Task input ▸
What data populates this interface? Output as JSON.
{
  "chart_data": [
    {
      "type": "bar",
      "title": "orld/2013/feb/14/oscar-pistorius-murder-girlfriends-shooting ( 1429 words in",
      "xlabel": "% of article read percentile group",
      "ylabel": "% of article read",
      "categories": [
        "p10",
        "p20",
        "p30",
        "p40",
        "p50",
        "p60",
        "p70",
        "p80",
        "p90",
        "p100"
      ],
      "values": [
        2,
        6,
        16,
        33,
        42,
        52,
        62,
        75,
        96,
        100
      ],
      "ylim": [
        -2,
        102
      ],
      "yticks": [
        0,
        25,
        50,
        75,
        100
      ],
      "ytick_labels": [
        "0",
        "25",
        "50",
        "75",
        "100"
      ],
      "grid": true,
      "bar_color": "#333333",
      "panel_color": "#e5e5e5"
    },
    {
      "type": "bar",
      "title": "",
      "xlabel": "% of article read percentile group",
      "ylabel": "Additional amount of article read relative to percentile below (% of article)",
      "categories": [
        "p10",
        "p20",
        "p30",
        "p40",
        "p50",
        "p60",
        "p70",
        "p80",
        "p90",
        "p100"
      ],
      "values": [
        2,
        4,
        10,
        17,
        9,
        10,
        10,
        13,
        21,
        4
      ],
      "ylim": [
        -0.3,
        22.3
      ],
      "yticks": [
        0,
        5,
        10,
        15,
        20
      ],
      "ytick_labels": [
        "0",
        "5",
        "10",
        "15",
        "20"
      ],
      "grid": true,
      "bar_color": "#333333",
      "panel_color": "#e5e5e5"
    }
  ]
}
---
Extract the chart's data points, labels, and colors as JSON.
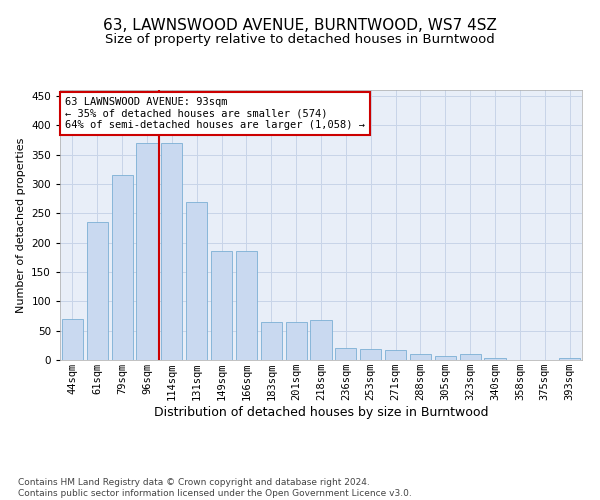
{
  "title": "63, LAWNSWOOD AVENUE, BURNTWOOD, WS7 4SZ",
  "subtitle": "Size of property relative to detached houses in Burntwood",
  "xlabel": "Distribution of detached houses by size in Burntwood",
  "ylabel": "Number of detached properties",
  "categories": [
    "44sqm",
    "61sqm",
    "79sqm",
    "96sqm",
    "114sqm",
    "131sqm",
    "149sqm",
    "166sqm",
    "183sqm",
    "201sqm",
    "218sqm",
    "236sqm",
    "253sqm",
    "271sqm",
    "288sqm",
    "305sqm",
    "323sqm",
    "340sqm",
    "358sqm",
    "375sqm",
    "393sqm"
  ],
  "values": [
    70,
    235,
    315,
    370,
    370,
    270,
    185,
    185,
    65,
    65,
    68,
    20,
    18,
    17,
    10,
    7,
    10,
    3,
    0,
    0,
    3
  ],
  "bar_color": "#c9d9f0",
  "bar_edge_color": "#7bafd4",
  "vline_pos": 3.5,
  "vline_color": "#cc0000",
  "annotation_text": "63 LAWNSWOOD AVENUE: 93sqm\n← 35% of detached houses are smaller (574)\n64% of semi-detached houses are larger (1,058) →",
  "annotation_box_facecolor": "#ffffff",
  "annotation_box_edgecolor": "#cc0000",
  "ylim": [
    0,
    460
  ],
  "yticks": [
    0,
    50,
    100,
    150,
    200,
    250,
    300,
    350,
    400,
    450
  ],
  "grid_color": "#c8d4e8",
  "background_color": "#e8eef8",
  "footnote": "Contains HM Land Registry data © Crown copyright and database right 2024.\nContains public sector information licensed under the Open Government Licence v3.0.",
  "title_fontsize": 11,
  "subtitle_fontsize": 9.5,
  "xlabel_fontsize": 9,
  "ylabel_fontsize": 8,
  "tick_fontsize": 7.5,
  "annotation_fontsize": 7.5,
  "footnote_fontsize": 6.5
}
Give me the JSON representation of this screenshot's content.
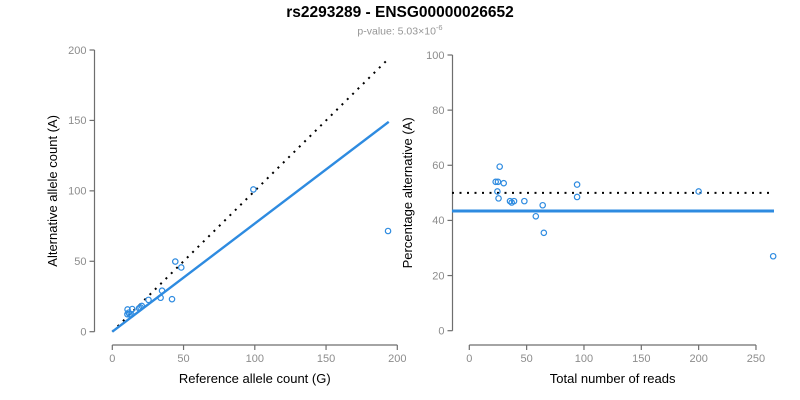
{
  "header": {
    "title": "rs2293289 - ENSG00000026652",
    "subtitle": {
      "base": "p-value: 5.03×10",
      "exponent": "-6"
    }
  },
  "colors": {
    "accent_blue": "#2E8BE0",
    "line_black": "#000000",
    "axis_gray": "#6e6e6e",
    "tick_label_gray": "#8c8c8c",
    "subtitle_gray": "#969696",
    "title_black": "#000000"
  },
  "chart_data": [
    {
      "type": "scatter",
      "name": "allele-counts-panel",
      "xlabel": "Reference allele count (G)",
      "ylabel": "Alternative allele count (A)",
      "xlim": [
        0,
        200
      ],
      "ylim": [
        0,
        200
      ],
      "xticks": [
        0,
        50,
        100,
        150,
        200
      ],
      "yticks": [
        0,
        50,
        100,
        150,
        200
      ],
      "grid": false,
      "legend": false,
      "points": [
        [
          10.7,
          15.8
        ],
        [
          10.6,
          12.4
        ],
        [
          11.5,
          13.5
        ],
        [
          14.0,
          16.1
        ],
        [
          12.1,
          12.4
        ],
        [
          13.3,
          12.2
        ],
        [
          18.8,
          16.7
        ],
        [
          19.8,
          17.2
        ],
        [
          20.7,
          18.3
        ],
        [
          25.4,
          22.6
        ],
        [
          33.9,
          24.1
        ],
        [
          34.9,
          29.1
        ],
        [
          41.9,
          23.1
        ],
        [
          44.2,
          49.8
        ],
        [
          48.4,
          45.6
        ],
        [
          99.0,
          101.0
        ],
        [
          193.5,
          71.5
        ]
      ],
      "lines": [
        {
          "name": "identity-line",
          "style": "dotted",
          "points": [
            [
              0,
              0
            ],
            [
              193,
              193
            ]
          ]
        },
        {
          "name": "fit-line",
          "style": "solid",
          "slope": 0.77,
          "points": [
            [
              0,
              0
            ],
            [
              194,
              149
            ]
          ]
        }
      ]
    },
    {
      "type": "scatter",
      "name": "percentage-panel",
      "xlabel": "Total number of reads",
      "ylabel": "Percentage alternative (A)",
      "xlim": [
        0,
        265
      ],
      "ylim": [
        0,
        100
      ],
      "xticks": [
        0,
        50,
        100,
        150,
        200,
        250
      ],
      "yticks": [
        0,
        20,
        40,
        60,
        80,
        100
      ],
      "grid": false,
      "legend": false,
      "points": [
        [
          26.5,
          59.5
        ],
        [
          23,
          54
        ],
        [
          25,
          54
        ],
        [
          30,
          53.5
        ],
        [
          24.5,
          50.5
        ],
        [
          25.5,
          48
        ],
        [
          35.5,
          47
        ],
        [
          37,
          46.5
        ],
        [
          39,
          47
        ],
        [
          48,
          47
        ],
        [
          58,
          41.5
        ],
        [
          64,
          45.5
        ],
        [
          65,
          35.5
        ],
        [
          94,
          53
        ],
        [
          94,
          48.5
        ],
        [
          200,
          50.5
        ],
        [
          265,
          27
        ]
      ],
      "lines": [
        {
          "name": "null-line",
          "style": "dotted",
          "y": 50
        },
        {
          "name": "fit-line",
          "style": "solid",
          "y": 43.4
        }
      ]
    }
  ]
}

Requirements ▸ Look through the entries above and report the number of lines that contain "colors". Write only the number.

Answer for the task ▸ 2